## Start
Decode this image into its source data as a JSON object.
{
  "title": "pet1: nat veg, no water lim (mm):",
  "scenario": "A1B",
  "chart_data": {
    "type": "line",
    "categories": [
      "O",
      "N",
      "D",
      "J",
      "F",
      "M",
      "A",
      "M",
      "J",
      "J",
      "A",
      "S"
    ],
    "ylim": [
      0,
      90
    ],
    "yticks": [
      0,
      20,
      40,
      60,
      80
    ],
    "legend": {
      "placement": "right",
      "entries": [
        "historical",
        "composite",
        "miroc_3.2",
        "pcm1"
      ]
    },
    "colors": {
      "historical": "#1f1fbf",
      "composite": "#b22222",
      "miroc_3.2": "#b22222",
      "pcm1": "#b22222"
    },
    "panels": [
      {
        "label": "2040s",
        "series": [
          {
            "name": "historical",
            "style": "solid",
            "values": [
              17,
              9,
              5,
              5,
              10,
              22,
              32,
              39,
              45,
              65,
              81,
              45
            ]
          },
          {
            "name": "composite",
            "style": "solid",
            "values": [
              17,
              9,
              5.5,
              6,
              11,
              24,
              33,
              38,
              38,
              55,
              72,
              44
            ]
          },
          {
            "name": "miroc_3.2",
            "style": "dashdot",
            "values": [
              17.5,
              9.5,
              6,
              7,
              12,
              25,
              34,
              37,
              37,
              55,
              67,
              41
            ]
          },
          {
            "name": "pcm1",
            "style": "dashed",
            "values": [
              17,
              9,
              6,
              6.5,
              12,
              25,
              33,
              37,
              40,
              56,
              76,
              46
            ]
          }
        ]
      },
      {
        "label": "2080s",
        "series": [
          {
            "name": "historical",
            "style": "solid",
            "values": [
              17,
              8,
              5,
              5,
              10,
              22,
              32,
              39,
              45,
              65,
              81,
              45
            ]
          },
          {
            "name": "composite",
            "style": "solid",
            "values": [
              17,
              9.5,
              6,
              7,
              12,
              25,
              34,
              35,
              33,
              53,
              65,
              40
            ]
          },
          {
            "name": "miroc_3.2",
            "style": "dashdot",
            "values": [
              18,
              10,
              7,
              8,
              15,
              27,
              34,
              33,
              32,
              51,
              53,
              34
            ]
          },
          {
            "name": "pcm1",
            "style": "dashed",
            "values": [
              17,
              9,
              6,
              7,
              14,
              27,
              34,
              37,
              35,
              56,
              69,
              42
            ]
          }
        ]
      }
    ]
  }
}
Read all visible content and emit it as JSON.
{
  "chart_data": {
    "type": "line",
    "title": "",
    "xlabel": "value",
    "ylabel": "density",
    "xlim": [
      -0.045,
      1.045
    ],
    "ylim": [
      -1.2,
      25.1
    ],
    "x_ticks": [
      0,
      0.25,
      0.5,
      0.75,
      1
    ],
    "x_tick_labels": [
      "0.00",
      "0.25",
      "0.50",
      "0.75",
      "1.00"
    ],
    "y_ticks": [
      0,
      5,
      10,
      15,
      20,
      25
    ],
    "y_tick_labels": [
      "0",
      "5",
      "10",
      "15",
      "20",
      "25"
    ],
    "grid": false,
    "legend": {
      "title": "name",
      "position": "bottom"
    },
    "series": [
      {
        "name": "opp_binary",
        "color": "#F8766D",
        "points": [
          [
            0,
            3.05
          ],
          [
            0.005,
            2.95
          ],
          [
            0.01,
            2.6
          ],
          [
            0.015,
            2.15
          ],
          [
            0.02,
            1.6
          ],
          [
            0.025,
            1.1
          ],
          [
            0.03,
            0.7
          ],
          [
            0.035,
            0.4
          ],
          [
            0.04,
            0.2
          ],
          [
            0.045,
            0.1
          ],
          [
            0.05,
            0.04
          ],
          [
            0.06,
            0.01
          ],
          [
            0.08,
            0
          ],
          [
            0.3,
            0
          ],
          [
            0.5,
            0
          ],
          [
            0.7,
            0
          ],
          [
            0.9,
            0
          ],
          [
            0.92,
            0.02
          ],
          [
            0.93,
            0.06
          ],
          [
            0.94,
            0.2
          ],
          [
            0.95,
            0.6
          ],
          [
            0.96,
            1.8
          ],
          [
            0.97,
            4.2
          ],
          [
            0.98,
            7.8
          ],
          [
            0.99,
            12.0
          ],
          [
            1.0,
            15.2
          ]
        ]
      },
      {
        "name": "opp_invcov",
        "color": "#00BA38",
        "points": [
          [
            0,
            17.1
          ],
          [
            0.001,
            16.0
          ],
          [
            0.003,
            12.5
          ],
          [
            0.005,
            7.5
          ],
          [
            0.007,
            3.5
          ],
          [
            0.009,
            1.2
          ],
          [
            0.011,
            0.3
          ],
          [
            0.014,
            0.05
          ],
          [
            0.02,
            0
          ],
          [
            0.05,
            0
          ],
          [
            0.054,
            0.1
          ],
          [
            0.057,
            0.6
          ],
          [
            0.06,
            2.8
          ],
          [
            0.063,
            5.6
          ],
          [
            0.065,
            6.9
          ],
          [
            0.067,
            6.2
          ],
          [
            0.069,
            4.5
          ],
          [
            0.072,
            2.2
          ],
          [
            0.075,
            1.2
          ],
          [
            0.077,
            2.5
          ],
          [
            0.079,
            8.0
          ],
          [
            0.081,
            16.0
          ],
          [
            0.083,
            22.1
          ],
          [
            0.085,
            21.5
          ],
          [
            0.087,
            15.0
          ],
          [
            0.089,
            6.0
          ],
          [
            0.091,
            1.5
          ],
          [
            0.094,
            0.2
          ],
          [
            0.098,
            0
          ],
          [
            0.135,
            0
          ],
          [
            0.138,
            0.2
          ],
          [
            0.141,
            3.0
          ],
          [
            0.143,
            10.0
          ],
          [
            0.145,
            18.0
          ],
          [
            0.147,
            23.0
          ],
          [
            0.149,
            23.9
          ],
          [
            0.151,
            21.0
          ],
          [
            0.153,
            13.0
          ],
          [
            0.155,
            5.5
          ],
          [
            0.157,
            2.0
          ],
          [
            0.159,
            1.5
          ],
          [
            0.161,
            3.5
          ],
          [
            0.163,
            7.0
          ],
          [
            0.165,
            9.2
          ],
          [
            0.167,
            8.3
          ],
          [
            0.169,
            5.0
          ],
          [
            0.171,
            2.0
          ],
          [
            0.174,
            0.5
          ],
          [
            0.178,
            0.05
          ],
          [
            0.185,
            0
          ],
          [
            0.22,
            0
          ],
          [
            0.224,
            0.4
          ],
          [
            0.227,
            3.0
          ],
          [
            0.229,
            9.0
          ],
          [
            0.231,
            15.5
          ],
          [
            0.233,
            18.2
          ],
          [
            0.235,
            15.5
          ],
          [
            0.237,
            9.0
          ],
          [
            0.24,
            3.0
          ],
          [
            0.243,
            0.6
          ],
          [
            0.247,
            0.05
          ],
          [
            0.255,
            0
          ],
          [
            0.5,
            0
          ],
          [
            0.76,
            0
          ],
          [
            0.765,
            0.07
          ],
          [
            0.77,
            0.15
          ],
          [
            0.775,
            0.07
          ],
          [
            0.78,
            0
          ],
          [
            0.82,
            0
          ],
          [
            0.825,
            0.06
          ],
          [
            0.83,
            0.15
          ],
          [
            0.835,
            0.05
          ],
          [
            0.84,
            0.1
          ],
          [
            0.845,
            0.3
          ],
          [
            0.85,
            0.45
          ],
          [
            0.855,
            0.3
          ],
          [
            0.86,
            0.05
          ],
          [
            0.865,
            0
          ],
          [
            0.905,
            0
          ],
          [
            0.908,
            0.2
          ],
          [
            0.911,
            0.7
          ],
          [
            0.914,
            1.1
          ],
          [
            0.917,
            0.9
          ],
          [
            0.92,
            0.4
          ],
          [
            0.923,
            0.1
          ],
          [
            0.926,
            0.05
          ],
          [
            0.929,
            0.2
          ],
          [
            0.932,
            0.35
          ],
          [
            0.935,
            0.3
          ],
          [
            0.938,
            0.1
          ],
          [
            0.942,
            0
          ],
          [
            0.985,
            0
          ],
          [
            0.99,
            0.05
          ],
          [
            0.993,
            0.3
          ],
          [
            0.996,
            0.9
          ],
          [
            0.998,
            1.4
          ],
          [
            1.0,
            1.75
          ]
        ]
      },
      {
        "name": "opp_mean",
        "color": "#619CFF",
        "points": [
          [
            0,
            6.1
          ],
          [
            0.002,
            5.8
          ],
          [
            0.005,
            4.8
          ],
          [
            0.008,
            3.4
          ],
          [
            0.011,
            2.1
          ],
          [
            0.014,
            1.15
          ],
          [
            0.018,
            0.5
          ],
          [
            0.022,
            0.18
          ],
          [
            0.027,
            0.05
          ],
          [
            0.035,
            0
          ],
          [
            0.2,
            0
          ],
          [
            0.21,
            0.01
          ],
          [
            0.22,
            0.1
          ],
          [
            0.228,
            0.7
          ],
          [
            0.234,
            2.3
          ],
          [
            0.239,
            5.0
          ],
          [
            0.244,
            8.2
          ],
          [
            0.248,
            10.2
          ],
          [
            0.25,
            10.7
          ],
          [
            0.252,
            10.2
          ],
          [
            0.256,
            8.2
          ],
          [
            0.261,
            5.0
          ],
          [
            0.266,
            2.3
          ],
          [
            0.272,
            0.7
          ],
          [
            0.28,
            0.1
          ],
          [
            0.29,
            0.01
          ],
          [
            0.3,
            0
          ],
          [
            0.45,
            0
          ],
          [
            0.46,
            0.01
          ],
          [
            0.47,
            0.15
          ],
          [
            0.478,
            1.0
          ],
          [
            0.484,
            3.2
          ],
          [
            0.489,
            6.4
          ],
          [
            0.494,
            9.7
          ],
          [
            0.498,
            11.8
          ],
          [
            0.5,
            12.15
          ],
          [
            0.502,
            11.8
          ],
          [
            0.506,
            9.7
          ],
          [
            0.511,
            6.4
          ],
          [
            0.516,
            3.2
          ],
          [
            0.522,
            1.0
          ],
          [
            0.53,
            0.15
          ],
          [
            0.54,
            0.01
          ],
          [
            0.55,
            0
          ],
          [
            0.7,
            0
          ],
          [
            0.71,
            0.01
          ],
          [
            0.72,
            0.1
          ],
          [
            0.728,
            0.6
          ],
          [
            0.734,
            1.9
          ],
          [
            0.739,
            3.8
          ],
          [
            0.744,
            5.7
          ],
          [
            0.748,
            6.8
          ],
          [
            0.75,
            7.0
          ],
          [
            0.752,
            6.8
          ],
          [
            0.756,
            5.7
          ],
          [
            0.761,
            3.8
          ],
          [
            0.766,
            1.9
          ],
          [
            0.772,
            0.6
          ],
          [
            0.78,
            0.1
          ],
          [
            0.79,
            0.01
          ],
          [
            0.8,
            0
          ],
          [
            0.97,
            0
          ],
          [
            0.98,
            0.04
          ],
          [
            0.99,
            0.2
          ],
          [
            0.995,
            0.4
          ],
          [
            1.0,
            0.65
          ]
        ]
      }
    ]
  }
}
## End
● Exercise task:
Show each line in the entries that holds the string "historical".

● Final answer:
        "historical",
      "historical": "#1f1fbf",
            "name": "historical",
            "name": "historical",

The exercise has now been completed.